→ **GIVEN INSTRUCTION**:
Please copy all the lines that follow, word for word.

* * * * * * *

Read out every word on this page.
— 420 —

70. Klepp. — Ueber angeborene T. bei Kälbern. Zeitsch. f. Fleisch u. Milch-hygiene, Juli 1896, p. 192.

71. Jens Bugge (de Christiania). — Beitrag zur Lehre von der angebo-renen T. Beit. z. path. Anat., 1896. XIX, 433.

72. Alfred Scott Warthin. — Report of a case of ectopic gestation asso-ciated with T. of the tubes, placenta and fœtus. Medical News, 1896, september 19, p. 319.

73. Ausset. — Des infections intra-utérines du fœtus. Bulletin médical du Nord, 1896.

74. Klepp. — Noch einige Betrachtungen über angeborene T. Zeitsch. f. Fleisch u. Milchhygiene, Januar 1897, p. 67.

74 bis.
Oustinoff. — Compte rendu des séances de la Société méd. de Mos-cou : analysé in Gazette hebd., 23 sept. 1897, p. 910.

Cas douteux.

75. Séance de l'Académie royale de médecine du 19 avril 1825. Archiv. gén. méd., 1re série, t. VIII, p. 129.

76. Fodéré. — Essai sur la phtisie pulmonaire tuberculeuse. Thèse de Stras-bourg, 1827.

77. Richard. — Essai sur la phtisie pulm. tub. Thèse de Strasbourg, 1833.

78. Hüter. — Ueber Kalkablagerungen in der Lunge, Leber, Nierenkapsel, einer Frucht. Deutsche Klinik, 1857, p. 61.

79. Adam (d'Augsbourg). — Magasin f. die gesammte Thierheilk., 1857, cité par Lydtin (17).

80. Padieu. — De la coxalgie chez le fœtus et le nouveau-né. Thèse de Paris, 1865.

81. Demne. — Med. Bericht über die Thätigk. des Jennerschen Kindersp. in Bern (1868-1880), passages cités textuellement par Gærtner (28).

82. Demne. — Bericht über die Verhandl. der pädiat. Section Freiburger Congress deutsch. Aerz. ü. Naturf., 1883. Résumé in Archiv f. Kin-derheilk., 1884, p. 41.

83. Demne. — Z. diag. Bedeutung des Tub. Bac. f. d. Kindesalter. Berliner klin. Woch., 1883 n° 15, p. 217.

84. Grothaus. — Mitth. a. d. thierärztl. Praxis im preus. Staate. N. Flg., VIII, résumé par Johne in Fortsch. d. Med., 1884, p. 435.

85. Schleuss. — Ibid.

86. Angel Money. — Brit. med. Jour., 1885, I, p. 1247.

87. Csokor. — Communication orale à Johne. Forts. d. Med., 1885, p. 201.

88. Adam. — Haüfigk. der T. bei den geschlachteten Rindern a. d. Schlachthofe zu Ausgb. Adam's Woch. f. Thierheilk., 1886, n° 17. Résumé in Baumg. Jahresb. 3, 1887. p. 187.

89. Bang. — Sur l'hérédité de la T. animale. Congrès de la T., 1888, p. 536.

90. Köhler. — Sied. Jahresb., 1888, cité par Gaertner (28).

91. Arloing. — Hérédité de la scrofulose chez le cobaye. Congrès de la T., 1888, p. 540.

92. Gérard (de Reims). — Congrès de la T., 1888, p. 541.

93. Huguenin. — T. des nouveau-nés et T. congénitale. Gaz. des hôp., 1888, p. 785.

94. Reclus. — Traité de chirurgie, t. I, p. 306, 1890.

* * * * * * *

→ **EXERCISE RESULT**:
Read out every word on this page.
— 420 —

70. Klepp. — Ueber angeborene T. bei Kälbern. Zeitsch. f. Fleisch u. Milch-hygiene, Juli 1896, p. 192.

71. Jens Bugge (de Christiania). — Beitrag zur Lehre von der angebo-renen T. Beit. z. path. Anat., 1896. XIX, 433.

72. Alfred Scott Warthin. — Report of a case of ectopic gestation asso-ciated with T. of the tubes, placenta and fœtus. Medical News, 1896, september 19, p. 319.

73. Ausset. — Des infections intra-utérines du fœtus. Bulletin médical du Nord, 1896.

74. Klepp. — Noch einige Betrachtungen über angeborene T. Zeitsch. f. Fleisch u. Milchhygiene, Januar 1897, p. 67.

74 bis.
Oustinoff. — Compte rendu des séances de la Société méd. de Mos-cou : analysé in Gazette hebd., 23 sept. 1897, p. 910.

Cas douteux.

75. Séance de l'Académie royale de médecine du 19 avril 1825. Archiv. gén. méd., 1re série, t. VIII, p. 129.

76. Fodéré. — Essai sur la phtisie pulmonaire tuberculeuse. Thèse de Stras-bourg, 1827.

77. Richard. — Essai sur la phtisie pulm. tub. Thèse de Strasbourg, 1833.

78. Hüter. — Ueber Kalkablagerungen in der Lunge, Leber, Nierenkapsel, einer Frucht. Deutsche Klinik, 1857, p. 61.

79. Adam (d'Augsbourg). — Magasin f. die gesammte Thierheilk., 1857, cité par Lydtin (17).

80. Padieu. — De la coxalgie chez le fœtus et le nouveau-né. Thèse de Paris, 1865.

81. Demne. — Med. Bericht über die Thätigk. des Jennerschen Kindersp. in Bern (1868-1880), passages cités textuellement par Gærtner (28).

82. Demne. — Bericht über die Verhandl. der pädiat. Section Freiburger Congress deutsch. Aerz. ü. Naturf., 1883. Résumé in Archiv f. Kin-derheilk., 1884, p. 41.

83. Demne. — Z. diag. Bedeutung des Tub. Bac. f. d. Kindesalter. Berliner klin. Woch., 1883 n° 15, p. 217.

84. Grothaus. — Mitth. a. d. thierärztl. Praxis im preus. Staate. N. Flg., VIII, résumé par Johne in Fortsch. d. Med., 1884, p. 435.

85. Schleuss. — Ibid.

86. Angel Money. — Brit. med. Jour., 1885, I, p. 1247.

87. Csokor. — Communication orale à Johne. Forts. d. Med., 1885, p. 201.

88. Adam. — Haüfigk. der T. bei den geschlachteten Rindern a. d. Schlachthofe zu Ausgb. Adam's Woch. f. Thierheilk., 1886, n° 17. Résumé in Baumg. Jahresb. 3, 1887. p. 187.

89. Bang. — Sur l'hérédité de la T. animale. Congrès de la T., 1888, p. 536.

90. Köhler. — Sied. Jahresb., 1888, cité par Gaertner (28).

91. Arloing. — Hérédité de la scrofulose chez le cobaye. Congrès de la T., 1888, p. 540.

92. Gérard (de Reims). — Congrès de la T., 1888, p. 541.

93. Huguenin. — T. des nouveau-nés et T. congénitale. Gaz. des hôp., 1888, p. 785.

94. Reclus. — Traité de chirurgie, t. I, p. 306, 1890.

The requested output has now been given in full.